Starting at the row that contains "logo-letter: D xyxy=(456,257,502,327)" and continuing through the last row, rewrite those rows with "spec-item" switched to "feature-item" and nothing else changed.

----

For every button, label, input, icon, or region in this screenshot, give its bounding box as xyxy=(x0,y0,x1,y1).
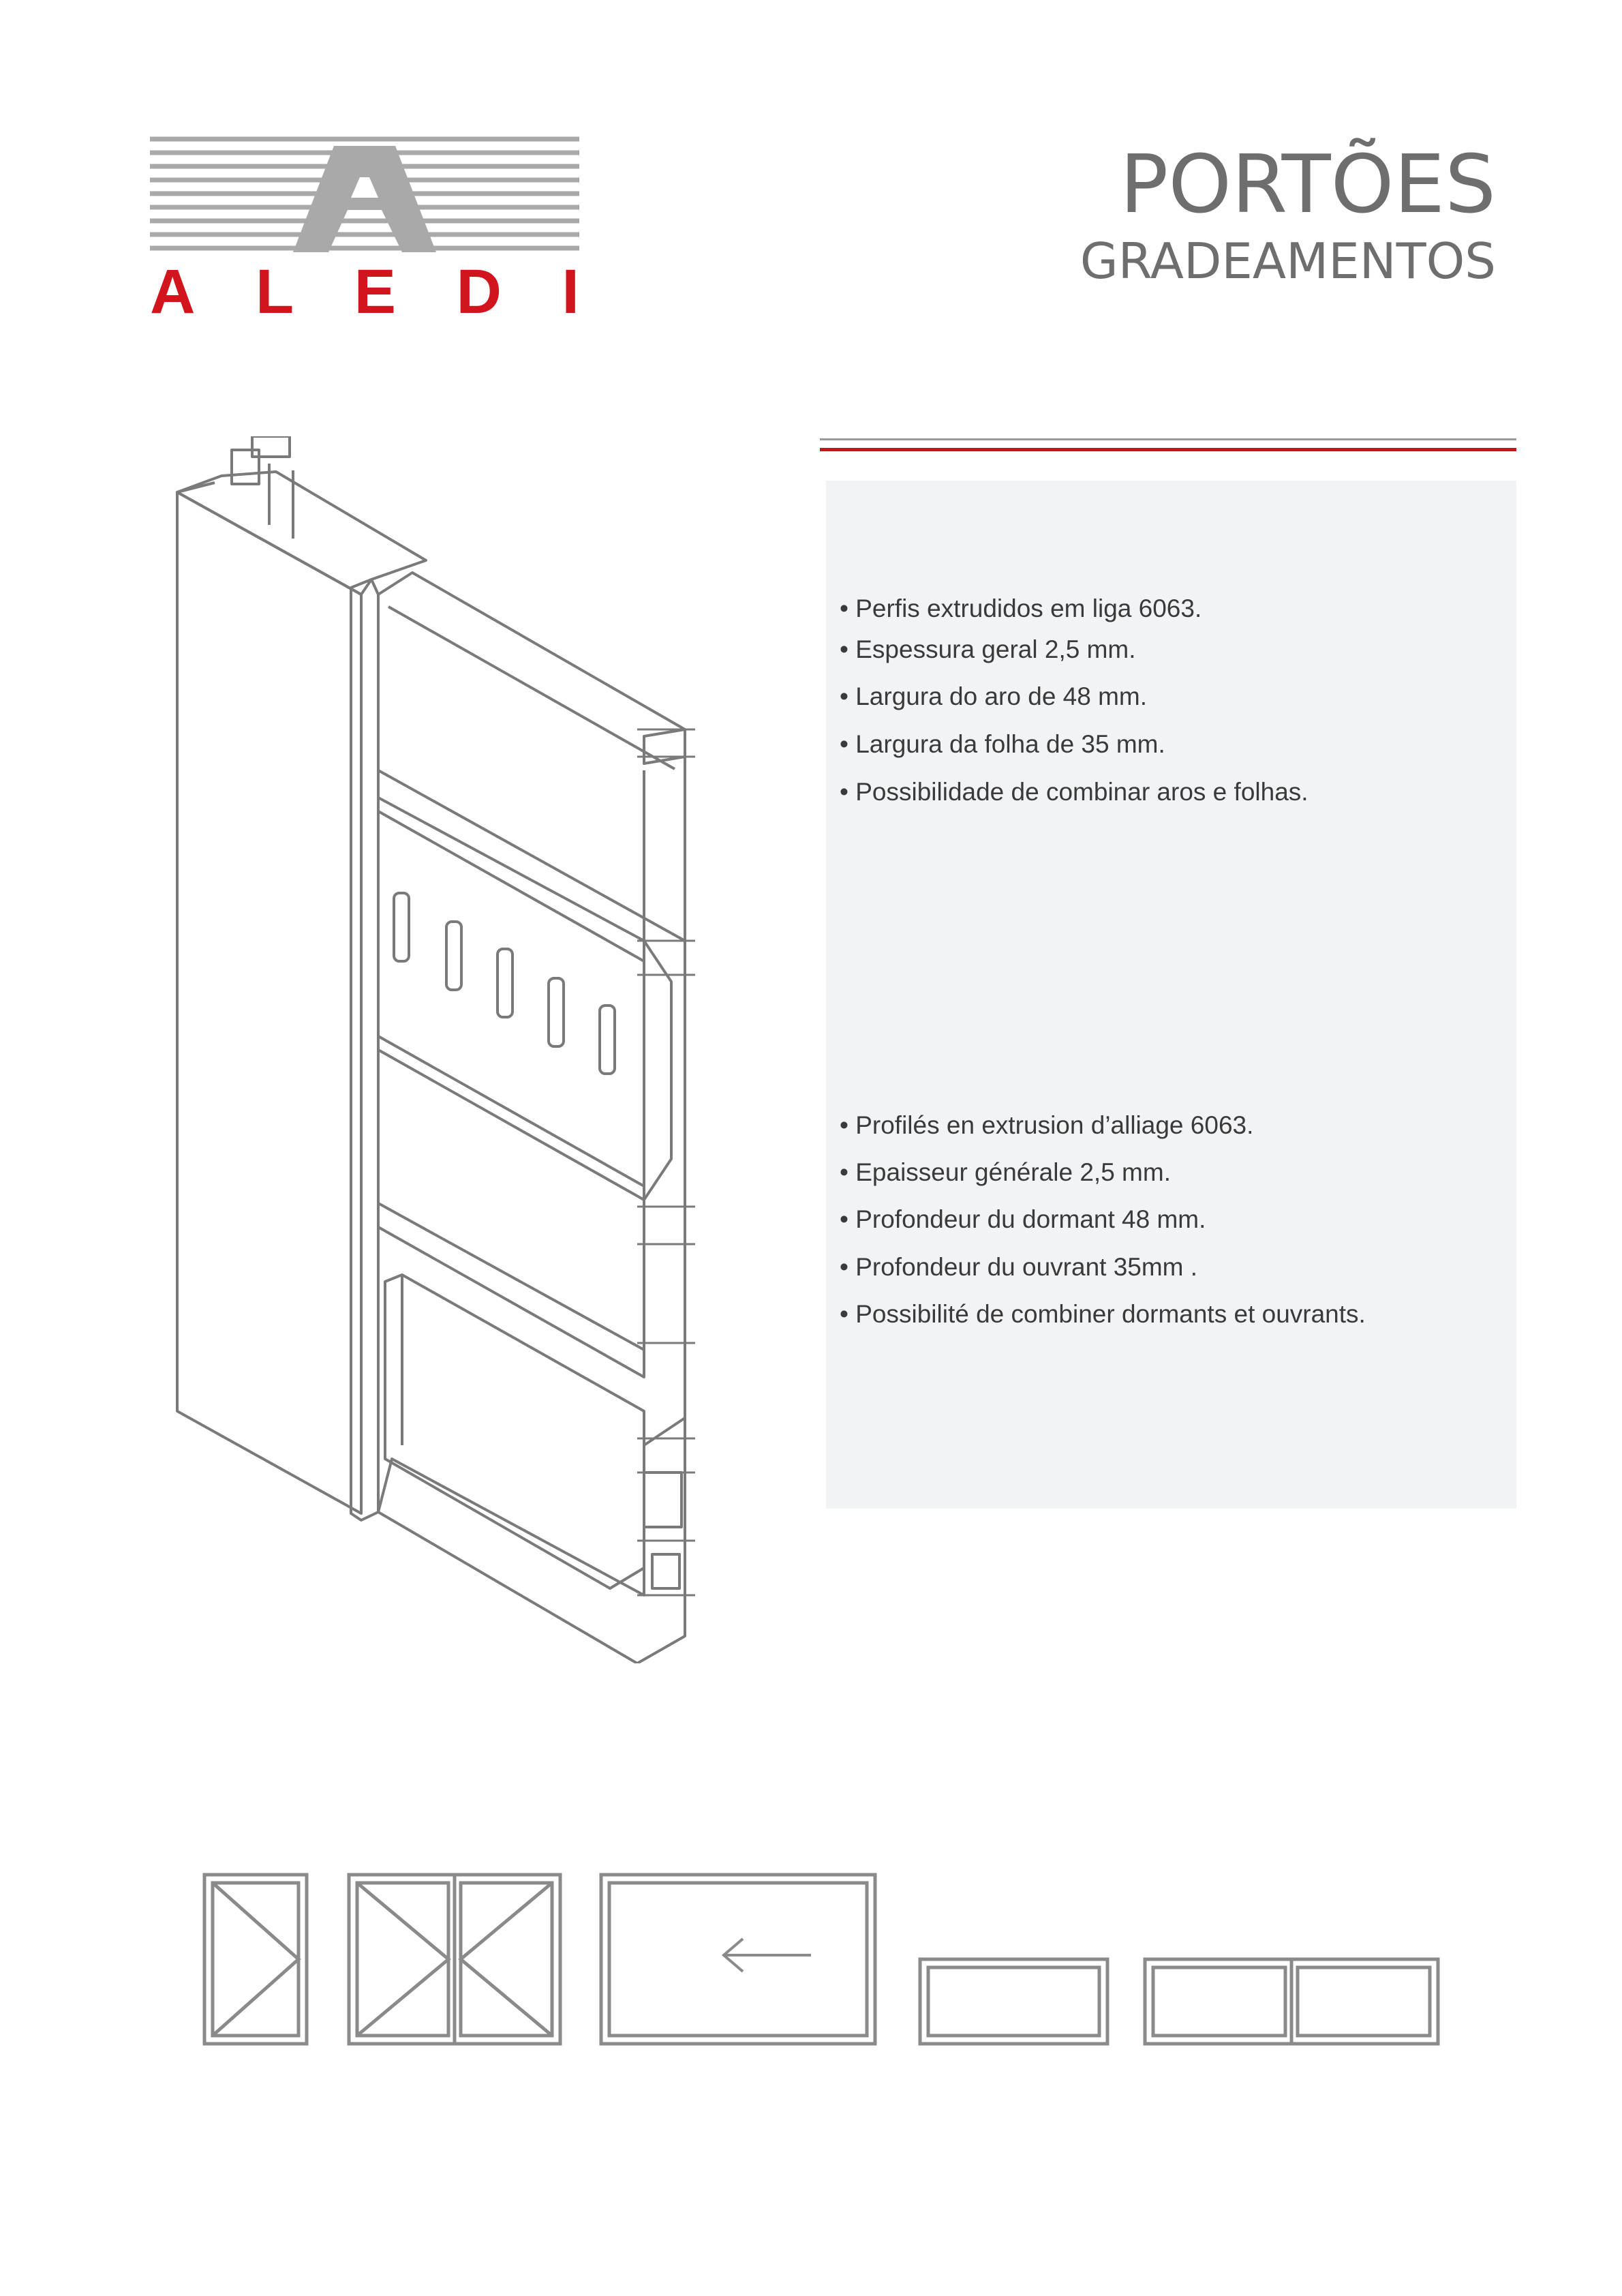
logo-letter: D xyxy=(456,257,502,327)
spec-item: • Perfis extrudidos em liga 6063. xyxy=(840,594,1202,623)
spec-item: • Espessura geral 2,5 mm. xyxy=(840,635,1136,664)
divider-red xyxy=(820,448,1516,451)
spec-item: • Profondeur du dormant 48 mm. xyxy=(840,1205,1206,1234)
spec-item: • Largura da folha de 35 mm. xyxy=(840,730,1165,759)
double-fixed-frame-icon xyxy=(1145,1959,1438,2044)
logo-letter: A xyxy=(150,257,196,327)
spec-item: • Largura do aro de 48 mm. xyxy=(840,682,1147,711)
single-hinged-door-icon xyxy=(204,1875,307,2044)
page-title: PORTÕES xyxy=(1120,137,1496,231)
divider-gray xyxy=(820,438,1516,440)
spec-item: • Epaisseur générale 2,5 mm. xyxy=(840,1158,1171,1187)
spec-item: • Profondeur du ouvrant 35mm . xyxy=(840,1253,1197,1282)
spec-item: • Possibilidade de combinar aros e folhas. xyxy=(840,778,1309,806)
logo-letter: E xyxy=(354,257,396,327)
logo-letter: L xyxy=(255,257,294,327)
spec-item: • Profilés en extrusion d’alliage 6063. xyxy=(840,1111,1253,1140)
opening-types xyxy=(198,1868,1445,2052)
logo-wordmark xyxy=(150,258,579,326)
sliding-door-icon xyxy=(601,1875,875,2044)
logo-letter: I xyxy=(562,257,579,327)
page-subtitle: GRADEAMENTOS xyxy=(1080,232,1496,290)
spec-item: • Possibilité de combiner dormants et ouvrants. xyxy=(840,1300,1366,1329)
gate-profile-drawing xyxy=(167,436,712,1663)
double-hinged-door-icon xyxy=(349,1875,560,2044)
fixed-frame-icon xyxy=(920,1959,1107,2044)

----

Result of this exercise.
logo-letter: D xyxy=(456,257,502,327)
feature-item: • Perfis extrudidos em liga 6063. xyxy=(840,594,1202,623)
feature-item: • Espessura geral 2,5 mm. xyxy=(840,635,1136,664)
divider-red xyxy=(820,448,1516,451)
feature-item: • Profondeur du dormant 48 mm. xyxy=(840,1205,1206,1234)
feature-item: • Largura da folha de 35 mm. xyxy=(840,730,1165,759)
double-fixed-frame-icon xyxy=(1145,1959,1438,2044)
logo-letter: A xyxy=(150,257,196,327)
feature-item: • Largura do aro de 48 mm. xyxy=(840,682,1147,711)
single-hinged-door-icon xyxy=(204,1875,307,2044)
page-title: PORTÕES xyxy=(1120,137,1496,231)
divider-gray xyxy=(820,438,1516,440)
feature-item: • Epaisseur générale 2,5 mm. xyxy=(840,1158,1171,1187)
feature-item: • Profondeur du ouvrant 35mm . xyxy=(840,1253,1197,1282)
feature-item: • Possibilidade de combinar aros e folhas. xyxy=(840,778,1309,806)
logo-letter: E xyxy=(354,257,396,327)
logo-letter: L xyxy=(255,257,294,327)
feature-item: • Profilés en extrusion d’alliage 6063. xyxy=(840,1111,1253,1140)
opening-types xyxy=(198,1868,1445,2052)
logo-wordmark xyxy=(150,258,579,326)
sliding-door-icon xyxy=(601,1875,875,2044)
logo-letter: I xyxy=(562,257,579,327)
page-subtitle: GRADEAMENTOS xyxy=(1080,232,1496,290)
feature-item: • Possibilité de combiner dormants et ouvrants. xyxy=(840,1300,1366,1329)
gate-profile-drawing xyxy=(167,436,712,1663)
double-hinged-door-icon xyxy=(349,1875,560,2044)
fixed-frame-icon xyxy=(920,1959,1107,2044)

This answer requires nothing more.